▶ _WHAT TO DO_: Copy only the lines between the one containing "What's the underlying" and the end of the records, both included, leaving out pictures.
---- RECORDED INFORMATION
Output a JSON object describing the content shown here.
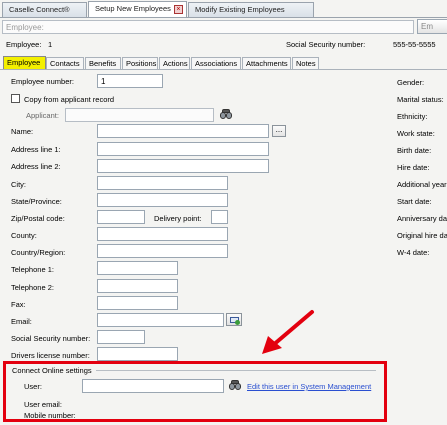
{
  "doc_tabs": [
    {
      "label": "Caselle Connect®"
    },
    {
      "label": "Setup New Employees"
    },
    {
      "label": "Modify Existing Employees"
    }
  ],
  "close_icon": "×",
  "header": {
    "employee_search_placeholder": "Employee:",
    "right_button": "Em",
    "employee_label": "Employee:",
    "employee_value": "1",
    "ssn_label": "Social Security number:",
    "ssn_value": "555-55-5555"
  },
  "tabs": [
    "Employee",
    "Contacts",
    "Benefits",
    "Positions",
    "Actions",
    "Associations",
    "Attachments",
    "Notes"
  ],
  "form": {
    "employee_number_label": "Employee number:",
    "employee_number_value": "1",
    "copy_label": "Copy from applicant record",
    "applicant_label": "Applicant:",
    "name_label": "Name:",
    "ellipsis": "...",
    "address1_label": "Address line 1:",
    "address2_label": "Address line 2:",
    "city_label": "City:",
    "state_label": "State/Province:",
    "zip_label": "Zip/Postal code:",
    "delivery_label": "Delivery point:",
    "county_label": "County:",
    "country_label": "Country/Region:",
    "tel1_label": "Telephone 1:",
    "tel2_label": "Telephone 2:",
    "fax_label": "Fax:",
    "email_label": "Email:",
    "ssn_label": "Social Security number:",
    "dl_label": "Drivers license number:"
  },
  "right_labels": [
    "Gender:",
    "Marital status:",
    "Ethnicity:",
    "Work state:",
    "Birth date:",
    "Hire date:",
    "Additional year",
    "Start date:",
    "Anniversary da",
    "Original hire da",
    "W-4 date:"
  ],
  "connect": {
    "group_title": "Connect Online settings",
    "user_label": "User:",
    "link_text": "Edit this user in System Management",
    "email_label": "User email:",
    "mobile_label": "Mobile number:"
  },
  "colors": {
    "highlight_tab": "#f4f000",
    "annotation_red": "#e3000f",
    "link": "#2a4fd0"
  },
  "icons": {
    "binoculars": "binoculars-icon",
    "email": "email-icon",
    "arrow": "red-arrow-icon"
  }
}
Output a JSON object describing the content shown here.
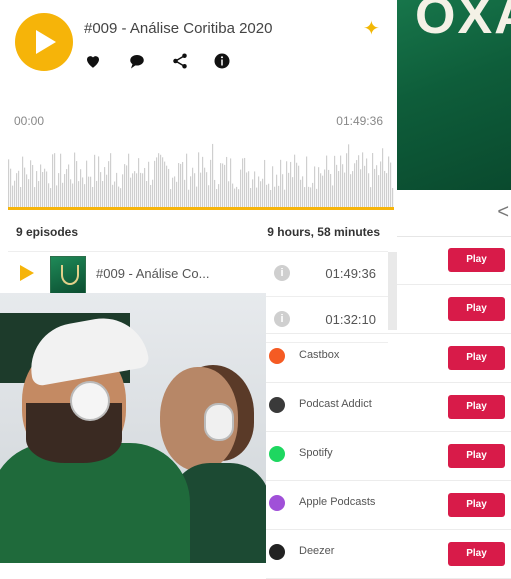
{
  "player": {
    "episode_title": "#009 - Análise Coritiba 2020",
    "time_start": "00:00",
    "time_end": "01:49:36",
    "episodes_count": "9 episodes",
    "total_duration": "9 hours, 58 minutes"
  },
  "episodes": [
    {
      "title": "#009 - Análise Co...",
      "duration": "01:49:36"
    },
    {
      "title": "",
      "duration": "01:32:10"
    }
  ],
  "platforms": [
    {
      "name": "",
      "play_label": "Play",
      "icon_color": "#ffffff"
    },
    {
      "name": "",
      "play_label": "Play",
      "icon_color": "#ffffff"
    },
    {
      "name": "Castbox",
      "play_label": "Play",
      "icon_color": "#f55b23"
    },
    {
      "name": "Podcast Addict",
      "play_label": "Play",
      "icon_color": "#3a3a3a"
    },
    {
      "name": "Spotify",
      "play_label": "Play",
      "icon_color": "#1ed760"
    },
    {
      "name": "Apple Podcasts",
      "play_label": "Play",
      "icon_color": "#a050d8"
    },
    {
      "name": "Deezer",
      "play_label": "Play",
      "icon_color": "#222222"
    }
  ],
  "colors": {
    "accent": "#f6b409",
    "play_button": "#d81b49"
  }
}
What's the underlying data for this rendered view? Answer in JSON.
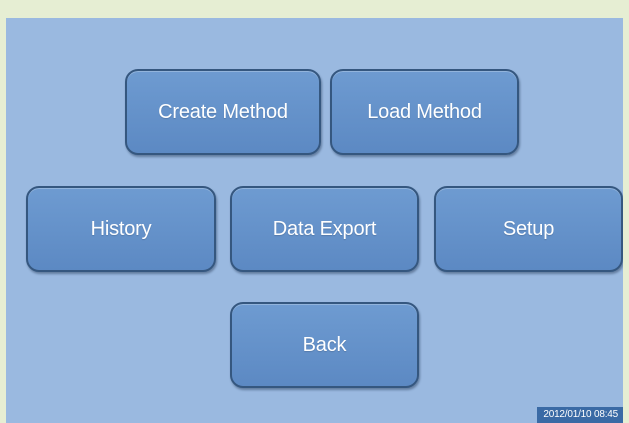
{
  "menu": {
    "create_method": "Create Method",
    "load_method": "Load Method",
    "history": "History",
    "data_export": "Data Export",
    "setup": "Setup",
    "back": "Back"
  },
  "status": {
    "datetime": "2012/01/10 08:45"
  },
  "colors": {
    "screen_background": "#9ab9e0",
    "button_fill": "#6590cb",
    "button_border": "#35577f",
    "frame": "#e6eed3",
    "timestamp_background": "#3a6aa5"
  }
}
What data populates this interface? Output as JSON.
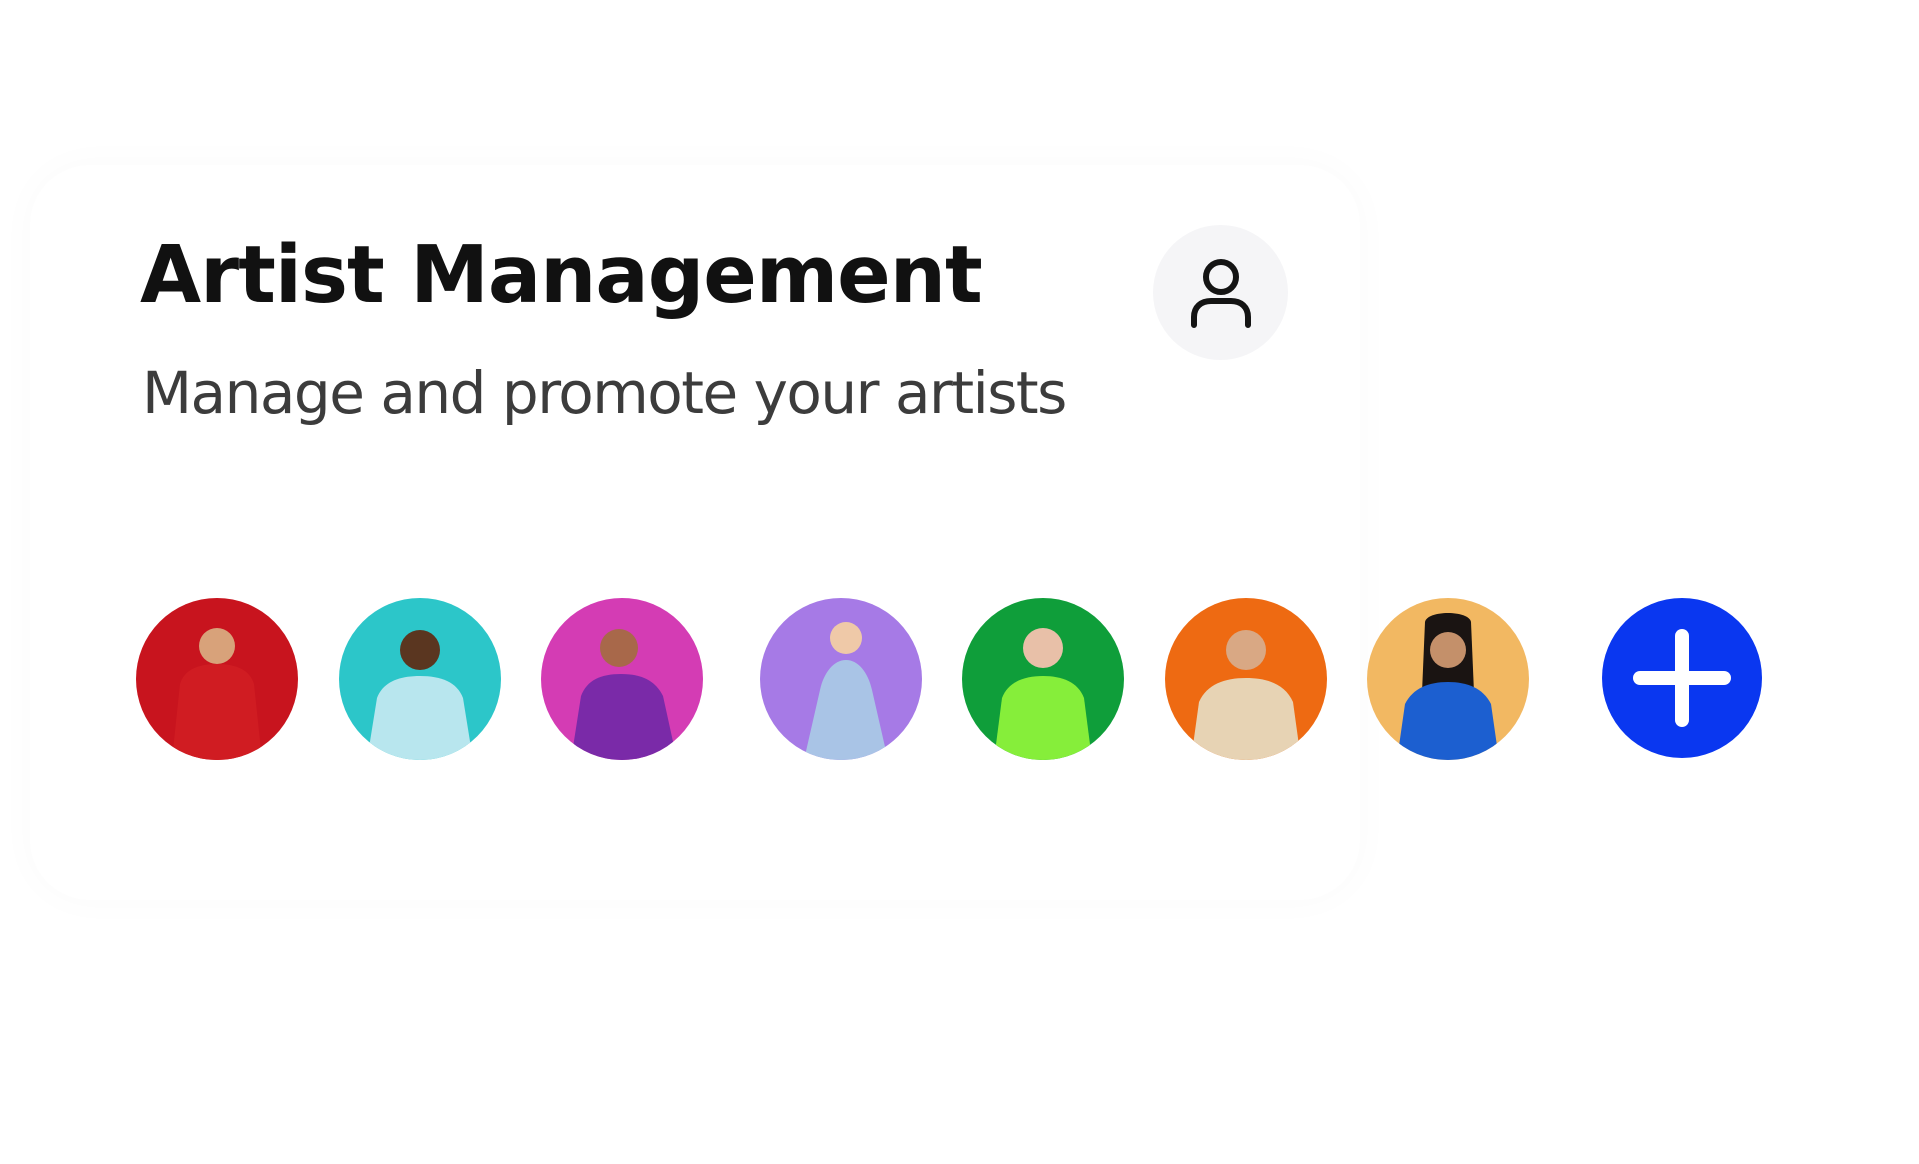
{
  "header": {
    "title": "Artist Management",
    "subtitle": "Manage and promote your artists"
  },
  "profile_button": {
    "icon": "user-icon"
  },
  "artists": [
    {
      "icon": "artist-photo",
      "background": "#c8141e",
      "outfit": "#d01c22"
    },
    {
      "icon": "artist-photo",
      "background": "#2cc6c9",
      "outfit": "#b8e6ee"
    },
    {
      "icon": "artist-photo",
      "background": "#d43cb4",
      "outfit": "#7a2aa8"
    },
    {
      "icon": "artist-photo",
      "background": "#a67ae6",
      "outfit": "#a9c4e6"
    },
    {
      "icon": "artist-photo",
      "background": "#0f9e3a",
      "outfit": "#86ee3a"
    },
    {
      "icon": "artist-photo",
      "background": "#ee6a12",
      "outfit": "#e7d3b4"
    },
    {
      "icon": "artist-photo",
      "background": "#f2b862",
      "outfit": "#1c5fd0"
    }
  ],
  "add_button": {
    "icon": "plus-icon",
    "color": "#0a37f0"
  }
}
--------
▶ _IN RESPONSE_:
What's the underlying data for this rendered view? Answer in JSON.
{
  "menu": {
    "create_method": "Create Method",
    "load_method": "Load Method",
    "history": "History",
    "data_export": "Data Export",
    "setup": "Setup",
    "back": "Back"
  },
  "status": {
    "datetime": "2012/01/10 08:45"
  },
  "colors": {
    "screen_background": "#9ab9e0",
    "button_fill": "#6590cb",
    "button_border": "#35577f",
    "frame": "#e6eed3",
    "timestamp_background": "#3a6aa5"
  }
}
What data populates this interface? Output as JSON.
{
  "header": {
    "title": "Artist Management",
    "subtitle": "Manage and promote your artists"
  },
  "profile_button": {
    "icon": "user-icon"
  },
  "artists": [
    {
      "icon": "artist-photo",
      "background": "#c8141e",
      "outfit": "#d01c22"
    },
    {
      "icon": "artist-photo",
      "background": "#2cc6c9",
      "outfit": "#b8e6ee"
    },
    {
      "icon": "artist-photo",
      "background": "#d43cb4",
      "outfit": "#7a2aa8"
    },
    {
      "icon": "artist-photo",
      "background": "#a67ae6",
      "outfit": "#a9c4e6"
    },
    {
      "icon": "artist-photo",
      "background": "#0f9e3a",
      "outfit": "#86ee3a"
    },
    {
      "icon": "artist-photo",
      "background": "#ee6a12",
      "outfit": "#e7d3b4"
    },
    {
      "icon": "artist-photo",
      "background": "#f2b862",
      "outfit": "#1c5fd0"
    }
  ],
  "add_button": {
    "icon": "plus-icon",
    "color": "#0a37f0"
  }
}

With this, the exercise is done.